◆ SHORT TASK ◆
Look below and pull out each line with the word "JSON".

▼

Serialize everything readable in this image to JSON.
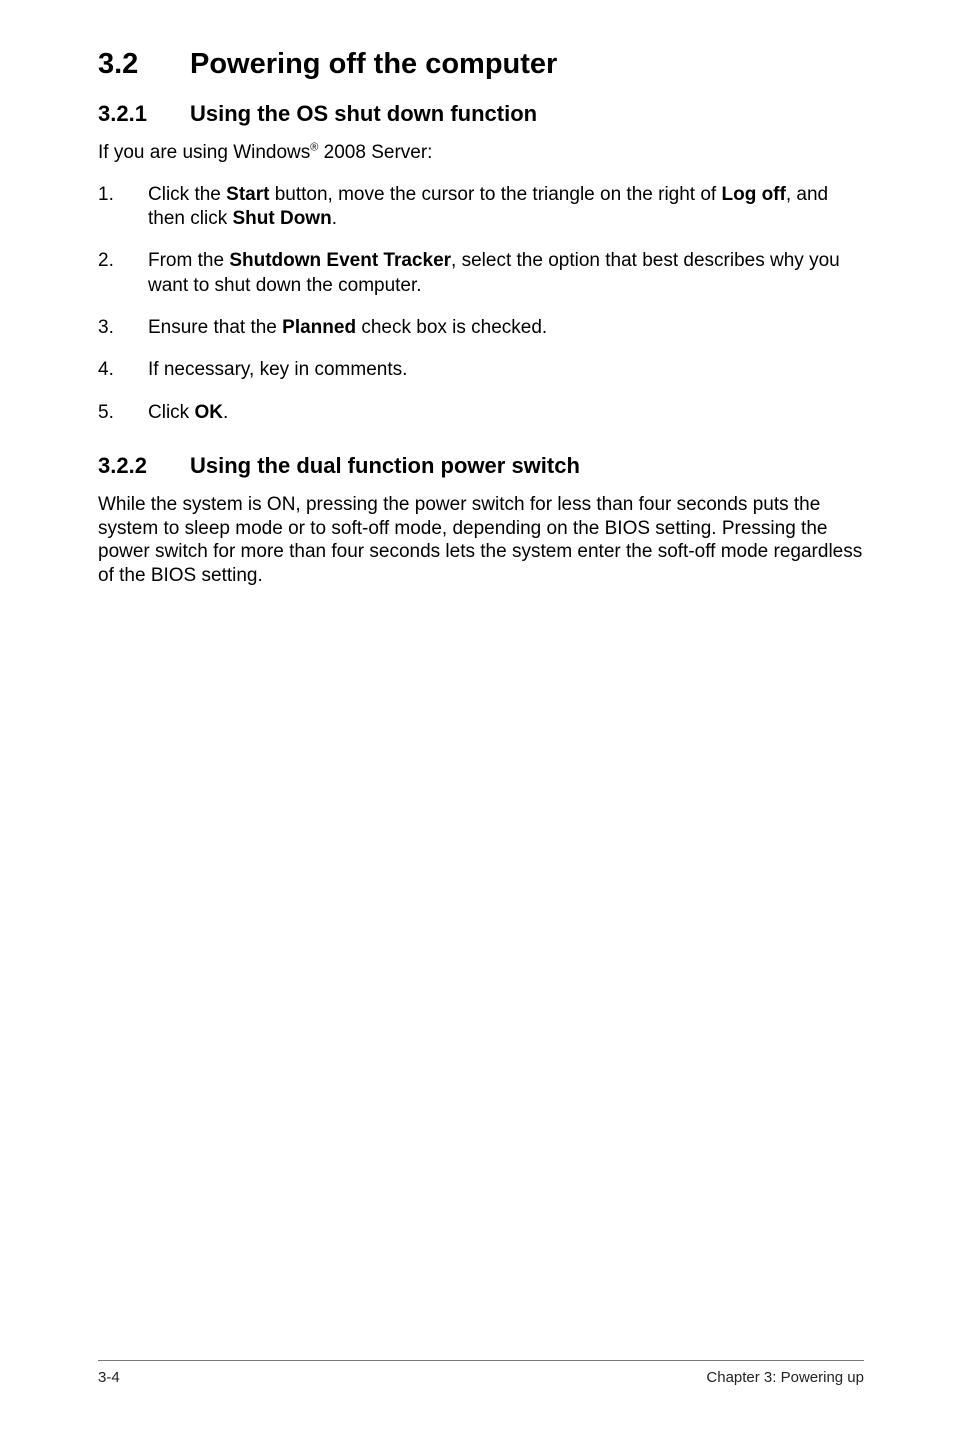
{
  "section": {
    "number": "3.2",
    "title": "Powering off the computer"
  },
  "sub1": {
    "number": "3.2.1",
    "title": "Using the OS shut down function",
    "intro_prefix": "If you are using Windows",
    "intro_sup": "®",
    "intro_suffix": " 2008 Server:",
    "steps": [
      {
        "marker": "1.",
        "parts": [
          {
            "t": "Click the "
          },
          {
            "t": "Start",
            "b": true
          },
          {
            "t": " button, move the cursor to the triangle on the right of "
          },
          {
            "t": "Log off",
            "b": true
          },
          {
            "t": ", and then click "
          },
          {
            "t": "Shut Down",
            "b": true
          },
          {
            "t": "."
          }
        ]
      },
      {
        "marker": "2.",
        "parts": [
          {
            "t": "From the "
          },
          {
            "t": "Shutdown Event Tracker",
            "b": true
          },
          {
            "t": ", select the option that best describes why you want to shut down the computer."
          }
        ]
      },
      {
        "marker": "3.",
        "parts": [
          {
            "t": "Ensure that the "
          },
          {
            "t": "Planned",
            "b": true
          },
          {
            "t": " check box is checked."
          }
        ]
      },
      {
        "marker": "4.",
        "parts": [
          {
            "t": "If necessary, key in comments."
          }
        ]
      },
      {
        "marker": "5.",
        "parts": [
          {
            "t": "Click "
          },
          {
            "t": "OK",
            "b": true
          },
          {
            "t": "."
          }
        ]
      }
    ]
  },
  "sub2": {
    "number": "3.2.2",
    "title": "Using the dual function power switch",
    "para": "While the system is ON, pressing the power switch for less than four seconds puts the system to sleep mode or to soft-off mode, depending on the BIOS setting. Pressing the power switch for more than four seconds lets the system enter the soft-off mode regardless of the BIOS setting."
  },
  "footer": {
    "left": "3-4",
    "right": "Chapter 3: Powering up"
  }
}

▲
▼

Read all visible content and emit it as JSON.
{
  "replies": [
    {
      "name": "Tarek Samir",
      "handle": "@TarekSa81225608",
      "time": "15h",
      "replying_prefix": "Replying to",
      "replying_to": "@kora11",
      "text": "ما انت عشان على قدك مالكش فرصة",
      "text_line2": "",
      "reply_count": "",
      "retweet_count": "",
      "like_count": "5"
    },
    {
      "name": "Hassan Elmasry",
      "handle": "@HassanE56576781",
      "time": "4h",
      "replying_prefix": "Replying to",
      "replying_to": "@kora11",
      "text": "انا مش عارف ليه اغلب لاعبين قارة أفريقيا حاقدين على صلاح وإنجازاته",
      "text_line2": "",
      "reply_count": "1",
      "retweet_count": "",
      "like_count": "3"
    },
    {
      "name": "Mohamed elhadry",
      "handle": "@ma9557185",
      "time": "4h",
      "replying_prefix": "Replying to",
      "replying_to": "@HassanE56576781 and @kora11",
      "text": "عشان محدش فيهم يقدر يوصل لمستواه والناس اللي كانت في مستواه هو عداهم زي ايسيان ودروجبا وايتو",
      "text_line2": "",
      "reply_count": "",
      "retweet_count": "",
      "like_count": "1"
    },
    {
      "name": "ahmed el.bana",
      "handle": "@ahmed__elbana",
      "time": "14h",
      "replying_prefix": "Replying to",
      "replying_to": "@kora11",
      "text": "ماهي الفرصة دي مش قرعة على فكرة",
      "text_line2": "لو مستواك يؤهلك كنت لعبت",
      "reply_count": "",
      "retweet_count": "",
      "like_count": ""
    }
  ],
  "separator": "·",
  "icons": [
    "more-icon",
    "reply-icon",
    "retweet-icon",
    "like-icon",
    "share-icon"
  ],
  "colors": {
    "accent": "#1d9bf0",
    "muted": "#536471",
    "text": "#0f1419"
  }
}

▲

◆ TASK RESULT ◆
Serialize everything readable in this image to JSON.
Read all visible content and emit it as JSON.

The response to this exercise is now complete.